======== Extracted entries

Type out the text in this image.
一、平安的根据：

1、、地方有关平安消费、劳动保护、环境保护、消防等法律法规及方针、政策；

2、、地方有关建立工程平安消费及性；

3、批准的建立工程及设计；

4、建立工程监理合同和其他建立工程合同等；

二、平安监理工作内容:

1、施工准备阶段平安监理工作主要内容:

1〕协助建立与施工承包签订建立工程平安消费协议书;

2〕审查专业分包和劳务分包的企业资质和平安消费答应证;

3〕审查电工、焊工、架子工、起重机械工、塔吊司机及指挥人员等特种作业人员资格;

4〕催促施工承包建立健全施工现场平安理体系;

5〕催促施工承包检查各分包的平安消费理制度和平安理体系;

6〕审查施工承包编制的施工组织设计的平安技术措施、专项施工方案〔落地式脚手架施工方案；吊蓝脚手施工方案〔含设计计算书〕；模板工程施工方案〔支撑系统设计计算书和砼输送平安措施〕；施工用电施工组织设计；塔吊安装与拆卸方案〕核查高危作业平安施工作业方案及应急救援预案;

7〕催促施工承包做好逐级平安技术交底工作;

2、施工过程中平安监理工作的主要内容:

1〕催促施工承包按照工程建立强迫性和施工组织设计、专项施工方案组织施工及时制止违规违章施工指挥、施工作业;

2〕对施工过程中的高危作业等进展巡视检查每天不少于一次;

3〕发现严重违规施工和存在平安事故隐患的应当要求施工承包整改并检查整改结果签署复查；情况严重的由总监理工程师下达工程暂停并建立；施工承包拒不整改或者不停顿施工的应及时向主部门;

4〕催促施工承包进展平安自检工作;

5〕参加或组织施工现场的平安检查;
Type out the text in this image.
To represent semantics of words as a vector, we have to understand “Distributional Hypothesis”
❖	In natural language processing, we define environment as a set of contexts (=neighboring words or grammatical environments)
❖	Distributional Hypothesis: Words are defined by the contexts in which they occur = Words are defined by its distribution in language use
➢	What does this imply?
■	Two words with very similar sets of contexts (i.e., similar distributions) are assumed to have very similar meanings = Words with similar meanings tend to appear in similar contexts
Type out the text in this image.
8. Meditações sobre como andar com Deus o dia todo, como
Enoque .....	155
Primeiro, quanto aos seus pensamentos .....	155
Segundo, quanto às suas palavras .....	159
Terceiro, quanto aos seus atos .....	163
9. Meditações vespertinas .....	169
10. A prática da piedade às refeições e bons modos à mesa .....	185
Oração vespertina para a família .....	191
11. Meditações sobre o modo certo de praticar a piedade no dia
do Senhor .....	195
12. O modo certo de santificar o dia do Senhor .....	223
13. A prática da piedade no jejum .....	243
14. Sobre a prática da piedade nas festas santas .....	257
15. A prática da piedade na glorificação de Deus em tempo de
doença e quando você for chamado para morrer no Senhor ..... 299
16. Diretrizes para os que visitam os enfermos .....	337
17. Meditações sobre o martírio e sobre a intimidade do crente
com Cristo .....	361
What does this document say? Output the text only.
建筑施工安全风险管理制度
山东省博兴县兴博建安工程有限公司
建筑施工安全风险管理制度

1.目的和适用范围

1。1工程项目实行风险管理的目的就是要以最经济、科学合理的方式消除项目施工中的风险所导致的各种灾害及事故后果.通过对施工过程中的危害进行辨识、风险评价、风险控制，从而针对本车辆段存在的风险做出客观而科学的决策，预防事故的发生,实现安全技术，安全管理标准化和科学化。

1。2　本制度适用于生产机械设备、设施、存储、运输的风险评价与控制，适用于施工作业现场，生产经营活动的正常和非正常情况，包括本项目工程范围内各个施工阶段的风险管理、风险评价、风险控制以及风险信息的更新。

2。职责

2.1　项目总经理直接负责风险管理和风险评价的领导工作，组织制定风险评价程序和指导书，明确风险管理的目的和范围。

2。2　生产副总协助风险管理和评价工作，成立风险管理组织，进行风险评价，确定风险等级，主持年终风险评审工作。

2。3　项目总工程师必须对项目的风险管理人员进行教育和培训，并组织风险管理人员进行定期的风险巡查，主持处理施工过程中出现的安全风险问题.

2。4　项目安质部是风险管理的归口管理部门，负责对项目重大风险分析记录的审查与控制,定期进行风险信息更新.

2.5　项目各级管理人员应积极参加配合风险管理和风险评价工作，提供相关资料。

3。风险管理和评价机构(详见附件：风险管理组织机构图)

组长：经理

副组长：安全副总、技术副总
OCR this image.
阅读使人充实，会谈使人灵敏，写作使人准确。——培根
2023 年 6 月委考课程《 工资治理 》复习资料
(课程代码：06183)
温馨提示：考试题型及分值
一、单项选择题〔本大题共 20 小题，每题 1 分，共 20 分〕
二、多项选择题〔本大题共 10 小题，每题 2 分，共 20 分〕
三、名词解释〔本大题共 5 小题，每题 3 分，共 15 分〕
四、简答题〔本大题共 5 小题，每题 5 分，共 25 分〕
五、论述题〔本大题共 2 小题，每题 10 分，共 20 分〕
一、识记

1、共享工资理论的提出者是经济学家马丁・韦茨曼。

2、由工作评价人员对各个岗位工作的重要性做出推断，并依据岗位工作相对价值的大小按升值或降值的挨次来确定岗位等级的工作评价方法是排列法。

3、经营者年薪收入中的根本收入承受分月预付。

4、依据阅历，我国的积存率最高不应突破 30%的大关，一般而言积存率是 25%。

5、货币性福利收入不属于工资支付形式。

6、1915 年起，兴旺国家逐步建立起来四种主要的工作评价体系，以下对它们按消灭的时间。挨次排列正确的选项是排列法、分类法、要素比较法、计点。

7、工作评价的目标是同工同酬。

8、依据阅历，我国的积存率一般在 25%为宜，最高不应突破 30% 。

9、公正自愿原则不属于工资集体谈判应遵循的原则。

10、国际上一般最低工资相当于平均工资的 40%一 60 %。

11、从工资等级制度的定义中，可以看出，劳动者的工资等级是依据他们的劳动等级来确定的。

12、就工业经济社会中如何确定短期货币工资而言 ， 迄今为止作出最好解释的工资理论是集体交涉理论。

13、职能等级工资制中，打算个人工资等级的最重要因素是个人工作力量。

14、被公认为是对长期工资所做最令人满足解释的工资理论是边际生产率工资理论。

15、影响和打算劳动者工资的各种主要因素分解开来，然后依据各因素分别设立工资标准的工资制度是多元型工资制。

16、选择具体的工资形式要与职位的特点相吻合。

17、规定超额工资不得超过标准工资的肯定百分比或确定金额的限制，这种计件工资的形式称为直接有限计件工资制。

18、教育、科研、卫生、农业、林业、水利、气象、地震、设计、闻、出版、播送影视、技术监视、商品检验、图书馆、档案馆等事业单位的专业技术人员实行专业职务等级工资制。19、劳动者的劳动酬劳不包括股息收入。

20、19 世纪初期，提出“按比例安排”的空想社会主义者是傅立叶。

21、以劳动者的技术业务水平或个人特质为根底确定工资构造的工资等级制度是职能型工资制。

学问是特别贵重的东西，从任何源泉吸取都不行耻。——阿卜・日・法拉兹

================

▶ **Short problem**: Above are some records; extract every one of them exactly.

▶ **Written answer**:
Type out the text in this image.
一、平安的根据：

1、、地方有关平安消费、劳动保护、环境保护、消防等法律法规及方针、政策；

2、、地方有关建立工程平安消费及性；

3、批准的建立工程及设计；

4、建立工程监理合同和其他建立工程合同等；

二、平安监理工作内容:

1、施工准备阶段平安监理工作主要内容:

1〕协助建立与施工承包签订建立工程平安消费协议书;

2〕审查专业分包和劳务分包的企业资质和平安消费答应证;

3〕审查电工、焊工、架子工、起重机械工、塔吊司机及指挥人员等特种作业人员资格;

4〕催促施工承包建立健全施工现场平安理体系;

5〕催促施工承包检查各分包的平安消费理制度和平安理体系;

6〕审查施工承包编制的施工组织设计的平安技术措施、专项施工方案〔落地式脚手架施工方案；吊蓝脚手施工方案〔含设计计算书〕；模板工程施工方案〔支撑系统设计计算书和砼输送平安措施〕；施工用电施工组织设计；塔吊安装与拆卸方案〕核查高危作业平安施工作业方案及应急救援预案;

7〕催促施工承包做好逐级平安技术交底工作;

2、施工过程中平安监理工作的主要内容:

1〕催促施工承包按照工程建立强迫性和施工组织设计、专项施工方案组织施工及时制止违规违章施工指挥、施工作业;

2〕对施工过程中的高危作业等进展巡视检查每天不少于一次;

3〕发现严重违规施工和存在平安事故隐患的应当要求施工承包整改并检查整改结果签署复查；情况严重的由总监理工程师下达工程暂停并建立；施工承包拒不整改或者不停顿施工的应及时向主部门;

4〕催促施工承包进展平安自检工作;

5〕参加或组织施工现场的平安检查;
Type out the text in this image.
To represent semantics of words as a vector, we have to understand “Distributional Hypothesis”
❖	In natural language processing, we define environment as a set of contexts (=neighboring words or grammatical environments)
❖	Distributional Hypothesis: Words are defined by the contexts in which they occur = Words are defined by its distribution in language use
➢	What does this imply?
■	Two words with very similar sets of contexts (i.e., similar distributions) are assumed to have very similar meanings = Words with similar meanings tend to appear in similar contexts
Type out the text in this image.
8. Meditações sobre como andar com Deus o dia todo, como
Enoque .....	155
Primeiro, quanto aos seus pensamentos .....	155
Segundo, quanto às suas palavras .....	159
Terceiro, quanto aos seus atos .....	163
9. Meditações vespertinas .....	169
10. A prática da piedade às refeições e bons modos à mesa .....	185
Oração vespertina para a família .....	191
11. Meditações sobre o modo certo de praticar a piedade no dia
do Senhor .....	195
12. O modo certo de santificar o dia do Senhor .....	223
13. A prática da piedade no jejum .....	243
14. Sobre a prática da piedade nas festas santas .....	257
15. A prática da piedade na glorificação de Deus em tempo de
doença e quando você for chamado para morrer no Senhor ..... 299
16. Diretrizes para os que visitam os enfermos .....	337
17. Meditações sobre o martírio e sobre a intimidade do crente
com Cristo .....	361
What does this document say? Output the text only.
建筑施工安全风险管理制度
山东省博兴县兴博建安工程有限公司
建筑施工安全风险管理制度

1.目的和适用范围

1。1工程项目实行风险管理的目的就是要以最经济、科学合理的方式消除项目施工中的风险所导致的各种灾害及事故后果.通过对施工过程中的危害进行辨识、风险评价、风险控制，从而针对本车辆段存在的风险做出客观而科学的决策，预防事故的发生,实现安全技术，安全管理标准化和科学化。

1。2　本制度适用于生产机械设备、设施、存储、运输的风险评价与控制，适用于施工作业现场，生产经营活动的正常和非正常情况，包括本项目工程范围内各个施工阶段的风险管理、风险评价、风险控制以及风险信息的更新。

2。职责

2.1　项目总经理直接负责风险管理和风险评价的领导工作，组织制定风险评价程序和指导书，明确风险管理的目的和范围。

2。2　生产副总协助风险管理和评价工作，成立风险管理组织，进行风险评价，确定风险等级，主持年终风险评审工作。

2。3　项目总工程师必须对项目的风险管理人员进行教育和培训，并组织风险管理人员进行定期的风险巡查，主持处理施工过程中出现的安全风险问题.

2。4　项目安质部是风险管理的归口管理部门，负责对项目重大风险分析记录的审查与控制,定期进行风险信息更新.

2.5　项目各级管理人员应积极参加配合风险管理和风险评价工作，提供相关资料。

3。风险管理和评价机构(详见附件：风险管理组织机构图)

组长：经理

副组长：安全副总、技术副总
OCR this image.
阅读使人充实，会谈使人灵敏，写作使人准确。——培根
2023 年 6 月委考课程《 工资治理 》复习资料
(课程代码：06183)
温馨提示：考试题型及分值
一、单项选择题〔本大题共 20 小题，每题 1 分，共 20 分〕
二、多项选择题〔本大题共 10 小题，每题 2 分，共 20 分〕
三、名词解释〔本大题共 5 小题，每题 3 分，共 15 分〕
四、简答题〔本大题共 5 小题，每题 5 分，共 25 分〕
五、论述题〔本大题共 2 小题，每题 10 分，共 20 分〕
一、识记

1、共享工资理论的提出者是经济学家马丁・韦茨曼。

2、由工作评价人员对各个岗位工作的重要性做出推断，并依据岗位工作相对价值的大小按升值或降值的挨次来确定岗位等级的工作评价方法是排列法。

3、经营者年薪收入中的根本收入承受分月预付。

4、依据阅历，我国的积存率最高不应突破 30%的大关，一般而言积存率是 25%。

5、货币性福利收入不属于工资支付形式。

6、1915 年起，兴旺国家逐步建立起来四种主要的工作评价体系，以下对它们按消灭的时间。挨次排列正确的选项是排列法、分类法、要素比较法、计点。

7、工作评价的目标是同工同酬。

8、依据阅历，我国的积存率一般在 25%为宜，最高不应突破 30% 。

9、公正自愿原则不属于工资集体谈判应遵循的原则。

10、国际上一般最低工资相当于平均工资的 40%一 60 %。

11、从工资等级制度的定义中，可以看出，劳动者的工资等级是依据他们的劳动等级来确定的。

12、就工业经济社会中如何确定短期货币工资而言 ， 迄今为止作出最好解释的工资理论是集体交涉理论。

13、职能等级工资制中，打算个人工资等级的最重要因素是个人工作力量。

14、被公认为是对长期工资所做最令人满足解释的工资理论是边际生产率工资理论。

15、影响和打算劳动者工资的各种主要因素分解开来，然后依据各因素分别设立工资标准的工资制度是多元型工资制。

16、选择具体的工资形式要与职位的特点相吻合。

17、规定超额工资不得超过标准工资的肯定百分比或确定金额的限制，这种计件工资的形式称为直接有限计件工资制。

18、教育、科研、卫生、农业、林业、水利、气象、地震、设计、闻、出版、播送影视、技术监视、商品检验、图书馆、档案馆等事业单位的专业技术人员实行专业职务等级工资制。19、劳动者的劳动酬劳不包括股息收入。

20、19 世纪初期，提出“按比例安排”的空想社会主义者是傅立叶。

21、以劳动者的技术业务水平或个人特质为根底确定工资构造的工资等级制度是职能型工资制。

学问是特别贵重的东西，从任何源泉吸取都不行耻。——阿卜・日・法拉兹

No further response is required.